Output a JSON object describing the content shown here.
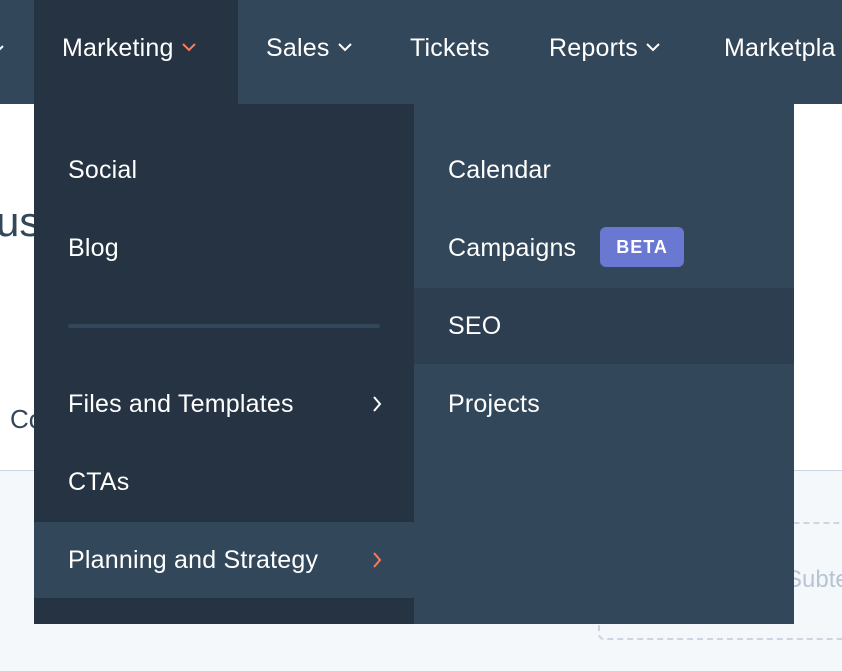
{
  "topnav": {
    "items": [
      {
        "label": "Marketing",
        "has_dropdown": true,
        "active": true
      },
      {
        "label": "Sales",
        "has_dropdown": true
      },
      {
        "label": "Tickets",
        "has_dropdown": false
      },
      {
        "label": "Reports",
        "has_dropdown": true
      },
      {
        "label": "Marketpla",
        "has_dropdown": false
      }
    ]
  },
  "page": {
    "heading_fragment": "us",
    "text_fragment": "Co",
    "card_text_fragment": "Subte"
  },
  "marketing_menu": {
    "items": [
      {
        "label": "Social"
      },
      {
        "label": "Blog"
      },
      {
        "label": "Files and Templates",
        "icon": "chevron-right-icon"
      },
      {
        "label": "CTAs"
      },
      {
        "label": "Planning and Strategy",
        "icon": "chevron-right-icon",
        "highlighted": true
      }
    ]
  },
  "submenu": {
    "items": [
      {
        "label": "Calendar"
      },
      {
        "label": "Campaigns",
        "badge": "BETA"
      },
      {
        "label": "SEO",
        "highlighted": true
      },
      {
        "label": "Projects"
      }
    ]
  },
  "colors": {
    "nav_bg": "#33475b",
    "nav_active_bg": "#253342",
    "accent_chevron": "#ff7a59",
    "beta_badge": "#6a78d1"
  }
}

What to produce. In the listing above, find the lines holding the word "right" and copy them.

Task output.
        "icon": "chevron-right-icon"
        "icon": "chevron-right-icon",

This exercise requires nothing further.